### [Information supplied]
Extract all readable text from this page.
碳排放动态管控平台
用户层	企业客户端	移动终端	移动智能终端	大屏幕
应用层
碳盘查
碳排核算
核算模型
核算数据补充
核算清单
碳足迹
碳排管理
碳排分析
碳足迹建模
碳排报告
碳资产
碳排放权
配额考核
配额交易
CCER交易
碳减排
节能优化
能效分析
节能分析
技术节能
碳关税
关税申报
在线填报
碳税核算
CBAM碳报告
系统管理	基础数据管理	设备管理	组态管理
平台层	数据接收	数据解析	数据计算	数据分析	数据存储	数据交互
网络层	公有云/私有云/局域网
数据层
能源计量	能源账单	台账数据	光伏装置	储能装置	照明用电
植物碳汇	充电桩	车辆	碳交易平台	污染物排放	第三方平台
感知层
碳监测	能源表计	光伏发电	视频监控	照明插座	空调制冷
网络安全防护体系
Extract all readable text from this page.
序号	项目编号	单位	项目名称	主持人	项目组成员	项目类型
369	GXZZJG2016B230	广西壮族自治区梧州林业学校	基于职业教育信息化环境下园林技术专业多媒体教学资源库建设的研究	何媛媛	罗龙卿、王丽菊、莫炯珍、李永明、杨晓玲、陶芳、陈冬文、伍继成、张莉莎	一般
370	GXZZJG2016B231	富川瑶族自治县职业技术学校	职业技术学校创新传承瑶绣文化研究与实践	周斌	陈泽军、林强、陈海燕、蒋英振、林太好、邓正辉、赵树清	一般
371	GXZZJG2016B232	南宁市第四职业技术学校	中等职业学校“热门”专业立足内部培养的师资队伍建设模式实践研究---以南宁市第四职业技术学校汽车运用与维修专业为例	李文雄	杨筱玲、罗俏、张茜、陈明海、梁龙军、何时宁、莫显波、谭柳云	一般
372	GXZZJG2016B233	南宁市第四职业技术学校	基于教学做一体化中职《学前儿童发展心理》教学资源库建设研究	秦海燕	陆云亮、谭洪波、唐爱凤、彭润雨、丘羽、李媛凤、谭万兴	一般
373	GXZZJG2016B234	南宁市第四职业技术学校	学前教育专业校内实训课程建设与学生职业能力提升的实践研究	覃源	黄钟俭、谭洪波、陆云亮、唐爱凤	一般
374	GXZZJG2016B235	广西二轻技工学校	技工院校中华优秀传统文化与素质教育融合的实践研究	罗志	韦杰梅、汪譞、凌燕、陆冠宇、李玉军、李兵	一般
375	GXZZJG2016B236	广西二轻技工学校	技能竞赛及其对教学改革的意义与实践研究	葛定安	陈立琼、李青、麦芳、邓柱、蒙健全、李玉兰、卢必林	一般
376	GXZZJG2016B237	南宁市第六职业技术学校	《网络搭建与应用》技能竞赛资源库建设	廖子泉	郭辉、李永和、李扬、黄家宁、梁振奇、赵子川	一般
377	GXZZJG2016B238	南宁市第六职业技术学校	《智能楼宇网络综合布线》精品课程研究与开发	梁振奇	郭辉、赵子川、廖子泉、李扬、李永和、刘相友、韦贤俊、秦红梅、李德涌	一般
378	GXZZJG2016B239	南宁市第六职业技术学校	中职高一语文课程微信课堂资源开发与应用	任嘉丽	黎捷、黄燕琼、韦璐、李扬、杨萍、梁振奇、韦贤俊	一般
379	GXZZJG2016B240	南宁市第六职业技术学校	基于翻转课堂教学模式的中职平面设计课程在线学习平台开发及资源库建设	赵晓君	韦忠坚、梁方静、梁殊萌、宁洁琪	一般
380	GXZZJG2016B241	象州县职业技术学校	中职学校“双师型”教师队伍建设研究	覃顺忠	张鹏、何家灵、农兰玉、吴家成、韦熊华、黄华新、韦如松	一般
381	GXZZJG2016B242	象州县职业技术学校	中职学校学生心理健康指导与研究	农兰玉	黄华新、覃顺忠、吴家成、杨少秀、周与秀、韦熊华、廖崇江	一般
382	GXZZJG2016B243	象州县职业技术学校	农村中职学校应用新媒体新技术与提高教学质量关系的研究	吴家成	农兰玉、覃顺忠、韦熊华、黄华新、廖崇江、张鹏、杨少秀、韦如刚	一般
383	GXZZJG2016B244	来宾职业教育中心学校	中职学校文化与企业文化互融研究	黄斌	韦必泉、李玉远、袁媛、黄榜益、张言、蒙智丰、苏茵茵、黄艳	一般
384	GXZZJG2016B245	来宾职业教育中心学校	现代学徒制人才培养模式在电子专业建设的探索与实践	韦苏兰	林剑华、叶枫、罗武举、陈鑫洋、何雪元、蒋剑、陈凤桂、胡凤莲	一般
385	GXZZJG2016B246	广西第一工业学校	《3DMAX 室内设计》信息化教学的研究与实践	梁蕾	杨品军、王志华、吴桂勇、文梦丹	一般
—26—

### [Aim]
From the records above, extract every entry verbatim.

### [Response for this exercise]
Extract all readable text from this page.
碳排放动态管控平台
用户层	企业客户端	移动终端	移动智能终端	大屏幕
应用层
碳盘查
碳排核算
核算模型
核算数据补充
核算清单
碳足迹
碳排管理
碳排分析
碳足迹建模
碳排报告
碳资产
碳排放权
配额考核
配额交易
CCER交易
碳减排
节能优化
能效分析
节能分析
技术节能
碳关税
关税申报
在线填报
碳税核算
CBAM碳报告
系统管理	基础数据管理	设备管理	组态管理
平台层	数据接收	数据解析	数据计算	数据分析	数据存储	数据交互
网络层	公有云/私有云/局域网
数据层
能源计量	能源账单	台账数据	光伏装置	储能装置	照明用电
植物碳汇	充电桩	车辆	碳交易平台	污染物排放	第三方平台
感知层
碳监测	能源表计	光伏发电	视频监控	照明插座	空调制冷
网络安全防护体系
Extract all readable text from this page.
序号	项目编号	单位	项目名称	主持人	项目组成员	项目类型
369	GXZZJG2016B230	广西壮族自治区梧州林业学校	基于职业教育信息化环境下园林技术专业多媒体教学资源库建设的研究	何媛媛	罗龙卿、王丽菊、莫炯珍、李永明、杨晓玲、陶芳、陈冬文、伍继成、张莉莎	一般
370	GXZZJG2016B231	富川瑶族自治县职业技术学校	职业技术学校创新传承瑶绣文化研究与实践	周斌	陈泽军、林强、陈海燕、蒋英振、林太好、邓正辉、赵树清	一般
371	GXZZJG2016B232	南宁市第四职业技术学校	中等职业学校“热门”专业立足内部培养的师资队伍建设模式实践研究---以南宁市第四职业技术学校汽车运用与维修专业为例	李文雄	杨筱玲、罗俏、张茜、陈明海、梁龙军、何时宁、莫显波、谭柳云	一般
372	GXZZJG2016B233	南宁市第四职业技术学校	基于教学做一体化中职《学前儿童发展心理》教学资源库建设研究	秦海燕	陆云亮、谭洪波、唐爱凤、彭润雨、丘羽、李媛凤、谭万兴	一般
373	GXZZJG2016B234	南宁市第四职业技术学校	学前教育专业校内实训课程建设与学生职业能力提升的实践研究	覃源	黄钟俭、谭洪波、陆云亮、唐爱凤	一般
374	GXZZJG2016B235	广西二轻技工学校	技工院校中华优秀传统文化与素质教育融合的实践研究	罗志	韦杰梅、汪譞、凌燕、陆冠宇、李玉军、李兵	一般
375	GXZZJG2016B236	广西二轻技工学校	技能竞赛及其对教学改革的意义与实践研究	葛定安	陈立琼、李青、麦芳、邓柱、蒙健全、李玉兰、卢必林	一般
376	GXZZJG2016B237	南宁市第六职业技术学校	《网络搭建与应用》技能竞赛资源库建设	廖子泉	郭辉、李永和、李扬、黄家宁、梁振奇、赵子川	一般
377	GXZZJG2016B238	南宁市第六职业技术学校	《智能楼宇网络综合布线》精品课程研究与开发	梁振奇	郭辉、赵子川、廖子泉、李扬、李永和、刘相友、韦贤俊、秦红梅、李德涌	一般
378	GXZZJG2016B239	南宁市第六职业技术学校	中职高一语文课程微信课堂资源开发与应用	任嘉丽	黎捷、黄燕琼、韦璐、李扬、杨萍、梁振奇、韦贤俊	一般
379	GXZZJG2016B240	南宁市第六职业技术学校	基于翻转课堂教学模式的中职平面设计课程在线学习平台开发及资源库建设	赵晓君	韦忠坚、梁方静、梁殊萌、宁洁琪	一般
380	GXZZJG2016B241	象州县职业技术学校	中职学校“双师型”教师队伍建设研究	覃顺忠	张鹏、何家灵、农兰玉、吴家成、韦熊华、黄华新、韦如松	一般
381	GXZZJG2016B242	象州县职业技术学校	中职学校学生心理健康指导与研究	农兰玉	黄华新、覃顺忠、吴家成、杨少秀、周与秀、韦熊华、廖崇江	一般
382	GXZZJG2016B243	象州县职业技术学校	农村中职学校应用新媒体新技术与提高教学质量关系的研究	吴家成	农兰玉、覃顺忠、韦熊华、黄华新、廖崇江、张鹏、杨少秀、韦如刚	一般
383	GXZZJG2016B244	来宾职业教育中心学校	中职学校文化与企业文化互融研究	黄斌	韦必泉、李玉远、袁媛、黄榜益、张言、蒙智丰、苏茵茵、黄艳	一般
384	GXZZJG2016B245	来宾职业教育中心学校	现代学徒制人才培养模式在电子专业建设的探索与实践	韦苏兰	林剑华、叶枫、罗武举、陈鑫洋、何雪元、蒋剑、陈凤桂、胡凤莲	一般
385	GXZZJG2016B246	广西第一工业学校	《3DMAX 室内设计》信息化教学的研究与实践	梁蕾	杨品军、王志华、吴桂勇、文梦丹	一般
—26—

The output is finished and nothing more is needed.